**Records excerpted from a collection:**
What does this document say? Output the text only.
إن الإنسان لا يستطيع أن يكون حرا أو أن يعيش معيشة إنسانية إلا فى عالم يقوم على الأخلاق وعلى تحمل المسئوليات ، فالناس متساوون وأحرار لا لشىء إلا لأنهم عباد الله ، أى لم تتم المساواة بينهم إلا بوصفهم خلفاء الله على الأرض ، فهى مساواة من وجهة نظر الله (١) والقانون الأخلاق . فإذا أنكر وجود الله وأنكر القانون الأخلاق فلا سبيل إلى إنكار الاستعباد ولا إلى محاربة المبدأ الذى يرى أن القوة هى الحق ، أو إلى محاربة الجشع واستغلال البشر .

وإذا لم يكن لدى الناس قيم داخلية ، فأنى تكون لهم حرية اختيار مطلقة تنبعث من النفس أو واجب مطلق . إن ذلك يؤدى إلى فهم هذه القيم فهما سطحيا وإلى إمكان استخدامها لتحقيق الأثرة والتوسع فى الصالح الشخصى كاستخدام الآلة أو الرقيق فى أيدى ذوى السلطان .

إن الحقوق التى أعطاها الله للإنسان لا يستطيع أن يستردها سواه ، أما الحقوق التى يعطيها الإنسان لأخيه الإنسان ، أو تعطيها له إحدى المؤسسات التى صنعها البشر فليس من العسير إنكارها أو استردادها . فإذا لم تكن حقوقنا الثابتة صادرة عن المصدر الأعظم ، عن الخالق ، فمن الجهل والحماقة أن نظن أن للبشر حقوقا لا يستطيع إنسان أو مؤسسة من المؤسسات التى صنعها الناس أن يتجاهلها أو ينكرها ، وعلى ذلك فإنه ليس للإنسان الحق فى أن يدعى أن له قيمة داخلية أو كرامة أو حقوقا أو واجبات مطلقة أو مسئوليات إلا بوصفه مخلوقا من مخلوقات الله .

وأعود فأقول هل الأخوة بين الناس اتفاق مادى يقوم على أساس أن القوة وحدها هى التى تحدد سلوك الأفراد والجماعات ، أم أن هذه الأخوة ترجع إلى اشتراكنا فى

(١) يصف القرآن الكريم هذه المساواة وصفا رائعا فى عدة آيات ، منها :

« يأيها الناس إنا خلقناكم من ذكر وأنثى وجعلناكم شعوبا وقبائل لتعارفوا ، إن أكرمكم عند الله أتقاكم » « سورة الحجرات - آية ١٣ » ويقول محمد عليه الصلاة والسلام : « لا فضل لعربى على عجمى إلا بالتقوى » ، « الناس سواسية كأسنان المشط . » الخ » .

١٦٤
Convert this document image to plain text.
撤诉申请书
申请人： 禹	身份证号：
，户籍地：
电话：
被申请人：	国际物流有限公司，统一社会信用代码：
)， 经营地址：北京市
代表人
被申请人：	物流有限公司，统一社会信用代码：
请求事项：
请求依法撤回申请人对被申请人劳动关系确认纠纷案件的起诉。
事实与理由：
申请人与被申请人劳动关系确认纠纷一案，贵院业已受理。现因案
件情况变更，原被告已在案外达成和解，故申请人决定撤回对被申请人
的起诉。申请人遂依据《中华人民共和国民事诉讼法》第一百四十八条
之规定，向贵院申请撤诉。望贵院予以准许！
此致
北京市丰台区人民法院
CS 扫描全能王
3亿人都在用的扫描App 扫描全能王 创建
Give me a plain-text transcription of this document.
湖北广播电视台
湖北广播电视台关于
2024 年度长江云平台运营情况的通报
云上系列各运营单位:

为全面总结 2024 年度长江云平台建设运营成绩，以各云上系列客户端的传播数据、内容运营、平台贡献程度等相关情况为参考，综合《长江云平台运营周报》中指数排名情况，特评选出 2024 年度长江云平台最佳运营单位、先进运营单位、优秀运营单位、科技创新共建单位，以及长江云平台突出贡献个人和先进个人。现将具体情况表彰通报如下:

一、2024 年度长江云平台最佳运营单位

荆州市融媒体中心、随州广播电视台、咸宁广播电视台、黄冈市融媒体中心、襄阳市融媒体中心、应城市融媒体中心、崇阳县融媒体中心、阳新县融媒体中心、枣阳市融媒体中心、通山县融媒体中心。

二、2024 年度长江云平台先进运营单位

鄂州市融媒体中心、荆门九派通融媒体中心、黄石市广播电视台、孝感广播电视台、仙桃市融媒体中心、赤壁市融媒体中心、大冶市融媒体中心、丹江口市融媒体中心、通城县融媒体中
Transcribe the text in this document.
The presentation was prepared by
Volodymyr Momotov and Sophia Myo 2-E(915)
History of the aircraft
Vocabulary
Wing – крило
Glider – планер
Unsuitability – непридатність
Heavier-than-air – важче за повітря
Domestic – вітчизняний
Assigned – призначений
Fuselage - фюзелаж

**AIM:**
Write out all the entries exactly.

**OUTPUT FOR THIS TASK:**
What does this document say? Output the text only.
إن الإنسان لا يستطيع أن يكون حرا أو أن يعيش معيشة إنسانية إلا فى عالم يقوم على الأخلاق وعلى تحمل المسئوليات ، فالناس متساوون وأحرار لا لشىء إلا لأنهم عباد الله ، أى لم تتم المساواة بينهم إلا بوصفهم خلفاء الله على الأرض ، فهى مساواة من وجهة نظر الله (١) والقانون الأخلاق . فإذا أنكر وجود الله وأنكر القانون الأخلاق فلا سبيل إلى إنكار الاستعباد ولا إلى محاربة المبدأ الذى يرى أن القوة هى الحق ، أو إلى محاربة الجشع واستغلال البشر .

وإذا لم يكن لدى الناس قيم داخلية ، فأنى تكون لهم حرية اختيار مطلقة تنبعث من النفس أو واجب مطلق . إن ذلك يؤدى إلى فهم هذه القيم فهما سطحيا وإلى إمكان استخدامها لتحقيق الأثرة والتوسع فى الصالح الشخصى كاستخدام الآلة أو الرقيق فى أيدى ذوى السلطان .

إن الحقوق التى أعطاها الله للإنسان لا يستطيع أن يستردها سواه ، أما الحقوق التى يعطيها الإنسان لأخيه الإنسان ، أو تعطيها له إحدى المؤسسات التى صنعها البشر فليس من العسير إنكارها أو استردادها . فإذا لم تكن حقوقنا الثابتة صادرة عن المصدر الأعظم ، عن الخالق ، فمن الجهل والحماقة أن نظن أن للبشر حقوقا لا يستطيع إنسان أو مؤسسة من المؤسسات التى صنعها الناس أن يتجاهلها أو ينكرها ، وعلى ذلك فإنه ليس للإنسان الحق فى أن يدعى أن له قيمة داخلية أو كرامة أو حقوقا أو واجبات مطلقة أو مسئوليات إلا بوصفه مخلوقا من مخلوقات الله .

وأعود فأقول هل الأخوة بين الناس اتفاق مادى يقوم على أساس أن القوة وحدها هى التى تحدد سلوك الأفراد والجماعات ، أم أن هذه الأخوة ترجع إلى اشتراكنا فى

(١) يصف القرآن الكريم هذه المساواة وصفا رائعا فى عدة آيات ، منها :

« يأيها الناس إنا خلقناكم من ذكر وأنثى وجعلناكم شعوبا وقبائل لتعارفوا ، إن أكرمكم عند الله أتقاكم » « سورة الحجرات - آية ١٣ » ويقول محمد عليه الصلاة والسلام : « لا فضل لعربى على عجمى إلا بالتقوى » ، « الناس سواسية كأسنان المشط . » الخ » .

١٦٤
Convert this document image to plain text.
撤诉申请书
申请人： 禹	身份证号：
，户籍地：
电话：
被申请人：	国际物流有限公司，统一社会信用代码：
)， 经营地址：北京市
代表人
被申请人：	物流有限公司，统一社会信用代码：
请求事项：
请求依法撤回申请人对被申请人劳动关系确认纠纷案件的起诉。
事实与理由：
申请人与被申请人劳动关系确认纠纷一案，贵院业已受理。现因案
件情况变更，原被告已在案外达成和解，故申请人决定撤回对被申请人
的起诉。申请人遂依据《中华人民共和国民事诉讼法》第一百四十八条
之规定，向贵院申请撤诉。望贵院予以准许！
此致
北京市丰台区人民法院
CS 扫描全能王
3亿人都在用的扫描App 扫描全能王 创建
Give me a plain-text transcription of this document.
湖北广播电视台
湖北广播电视台关于
2024 年度长江云平台运营情况的通报
云上系列各运营单位:

为全面总结 2024 年度长江云平台建设运营成绩，以各云上系列客户端的传播数据、内容运营、平台贡献程度等相关情况为参考，综合《长江云平台运营周报》中指数排名情况，特评选出 2024 年度长江云平台最佳运营单位、先进运营单位、优秀运营单位、科技创新共建单位，以及长江云平台突出贡献个人和先进个人。现将具体情况表彰通报如下:

一、2024 年度长江云平台最佳运营单位

荆州市融媒体中心、随州广播电视台、咸宁广播电视台、黄冈市融媒体中心、襄阳市融媒体中心、应城市融媒体中心、崇阳县融媒体中心、阳新县融媒体中心、枣阳市融媒体中心、通山县融媒体中心。

二、2024 年度长江云平台先进运营单位

鄂州市融媒体中心、荆门九派通融媒体中心、黄石市广播电视台、孝感广播电视台、仙桃市融媒体中心、赤壁市融媒体中心、大冶市融媒体中心、丹江口市融媒体中心、通城县融媒体中
Transcribe the text in this document.
The presentation was prepared by
Volodymyr Momotov and Sophia Myo 2-E(915)
History of the aircraft
Vocabulary
Wing – крило
Glider – планер
Unsuitability – непридатність
Heavier-than-air – важче за повітря
Domestic – вітчизняний
Assigned – призначений
Fuselage - фюзелаж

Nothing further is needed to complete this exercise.